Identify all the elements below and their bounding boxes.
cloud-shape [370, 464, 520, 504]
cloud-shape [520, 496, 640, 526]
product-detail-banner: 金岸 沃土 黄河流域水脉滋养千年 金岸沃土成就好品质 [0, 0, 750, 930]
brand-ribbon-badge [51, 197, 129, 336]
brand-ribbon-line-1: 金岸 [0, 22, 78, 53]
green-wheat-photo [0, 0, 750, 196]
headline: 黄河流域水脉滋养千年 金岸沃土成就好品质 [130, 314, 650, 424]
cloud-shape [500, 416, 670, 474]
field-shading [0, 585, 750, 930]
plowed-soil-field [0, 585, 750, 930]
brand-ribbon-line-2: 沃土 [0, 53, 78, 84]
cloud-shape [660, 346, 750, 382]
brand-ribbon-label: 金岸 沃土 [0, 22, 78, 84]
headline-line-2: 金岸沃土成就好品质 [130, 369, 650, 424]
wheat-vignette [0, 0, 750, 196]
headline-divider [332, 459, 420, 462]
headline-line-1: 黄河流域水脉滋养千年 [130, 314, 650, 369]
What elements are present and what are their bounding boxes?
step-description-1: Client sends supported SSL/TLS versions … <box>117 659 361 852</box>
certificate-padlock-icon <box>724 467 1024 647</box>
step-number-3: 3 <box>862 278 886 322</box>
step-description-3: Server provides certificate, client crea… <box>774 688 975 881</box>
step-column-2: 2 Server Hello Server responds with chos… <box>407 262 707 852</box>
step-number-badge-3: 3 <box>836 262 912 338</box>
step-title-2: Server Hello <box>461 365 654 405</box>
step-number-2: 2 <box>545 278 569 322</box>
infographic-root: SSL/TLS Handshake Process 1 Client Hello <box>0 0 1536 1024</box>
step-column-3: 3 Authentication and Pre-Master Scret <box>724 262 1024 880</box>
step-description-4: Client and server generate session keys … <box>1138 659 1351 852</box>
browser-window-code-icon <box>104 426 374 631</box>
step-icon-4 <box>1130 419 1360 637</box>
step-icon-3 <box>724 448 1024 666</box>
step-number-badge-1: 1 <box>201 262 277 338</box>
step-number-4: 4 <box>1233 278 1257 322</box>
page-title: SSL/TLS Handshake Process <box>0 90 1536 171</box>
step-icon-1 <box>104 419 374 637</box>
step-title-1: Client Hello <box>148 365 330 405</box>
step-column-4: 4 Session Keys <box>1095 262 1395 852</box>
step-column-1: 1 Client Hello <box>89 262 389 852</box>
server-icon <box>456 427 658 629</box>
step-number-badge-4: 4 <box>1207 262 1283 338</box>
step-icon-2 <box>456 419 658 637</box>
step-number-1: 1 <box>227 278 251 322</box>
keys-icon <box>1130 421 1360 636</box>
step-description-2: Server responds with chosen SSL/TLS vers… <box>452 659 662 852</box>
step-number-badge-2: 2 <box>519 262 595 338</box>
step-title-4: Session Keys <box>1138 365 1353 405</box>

-=-=-=-=-

▸ DIRECTIVE
Print every line above verbatim, from the first through the last, with nothing changed or left out.

▸ ANSWER TO THE EXERCISE
Identify all the elements below and their bounding boxes.
cloud-shape [370, 464, 520, 504]
cloud-shape [520, 496, 640, 526]
product-detail-banner: 金岸 沃土 黄河流域水脉滋养千年 金岸沃土成就好品质 [0, 0, 750, 930]
brand-ribbon-badge [51, 197, 129, 336]
brand-ribbon-line-1: 金岸 [0, 22, 78, 53]
green-wheat-photo [0, 0, 750, 196]
headline: 黄河流域水脉滋养千年 金岸沃土成就好品质 [130, 314, 650, 424]
cloud-shape [500, 416, 670, 474]
field-shading [0, 585, 750, 930]
plowed-soil-field [0, 585, 750, 930]
brand-ribbon-line-2: 沃土 [0, 53, 78, 84]
cloud-shape [660, 346, 750, 382]
brand-ribbon-label: 金岸 沃土 [0, 22, 78, 84]
headline-line-2: 金岸沃土成就好品质 [130, 369, 650, 424]
wheat-vignette [0, 0, 750, 196]
headline-divider [332, 459, 420, 462]
headline-line-1: 黄河流域水脉滋养千年 [130, 314, 650, 369]
What elements are present and what are their bounding boxes?
step-description-1: Client sends supported SSL/TLS versions … <box>117 659 361 852</box>
certificate-padlock-icon <box>724 467 1024 647</box>
step-number-3: 3 <box>862 278 886 322</box>
step-description-3: Server provides certificate, client crea… <box>774 688 975 881</box>
step-column-2: 2 Server Hello Server responds with chos… <box>407 262 707 852</box>
step-number-badge-3: 3 <box>836 262 912 338</box>
step-title-2: Server Hello <box>461 365 654 405</box>
step-number-2: 2 <box>545 278 569 322</box>
infographic-root: SSL/TLS Handshake Process 1 Client Hello <box>0 0 1536 1024</box>
step-column-3: 3 Authentication and Pre-Master Scret <box>724 262 1024 880</box>
step-description-4: Client and server generate session keys … <box>1138 659 1351 852</box>
browser-window-code-icon <box>104 426 374 631</box>
step-icon-4 <box>1130 419 1360 637</box>
step-icon-3 <box>724 448 1024 666</box>
step-number-badge-1: 1 <box>201 262 277 338</box>
step-number-4: 4 <box>1233 278 1257 322</box>
page-title: SSL/TLS Handshake Process <box>0 90 1536 171</box>
step-icon-1 <box>104 419 374 637</box>
step-title-1: Client Hello <box>148 365 330 405</box>
step-column-4: 4 Session Keys <box>1095 262 1395 852</box>
step-column-1: 1 Client Hello <box>89 262 389 852</box>
server-icon <box>456 427 658 629</box>
step-number-badge-4: 4 <box>1207 262 1283 338</box>
step-icon-2 <box>456 419 658 637</box>
step-number-1: 1 <box>227 278 251 322</box>
keys-icon <box>1130 421 1360 636</box>
step-description-2: Server responds with chosen SSL/TLS vers… <box>452 659 662 852</box>
step-number-badge-2: 2 <box>519 262 595 338</box>
step-title-4: Session Keys <box>1138 365 1353 405</box>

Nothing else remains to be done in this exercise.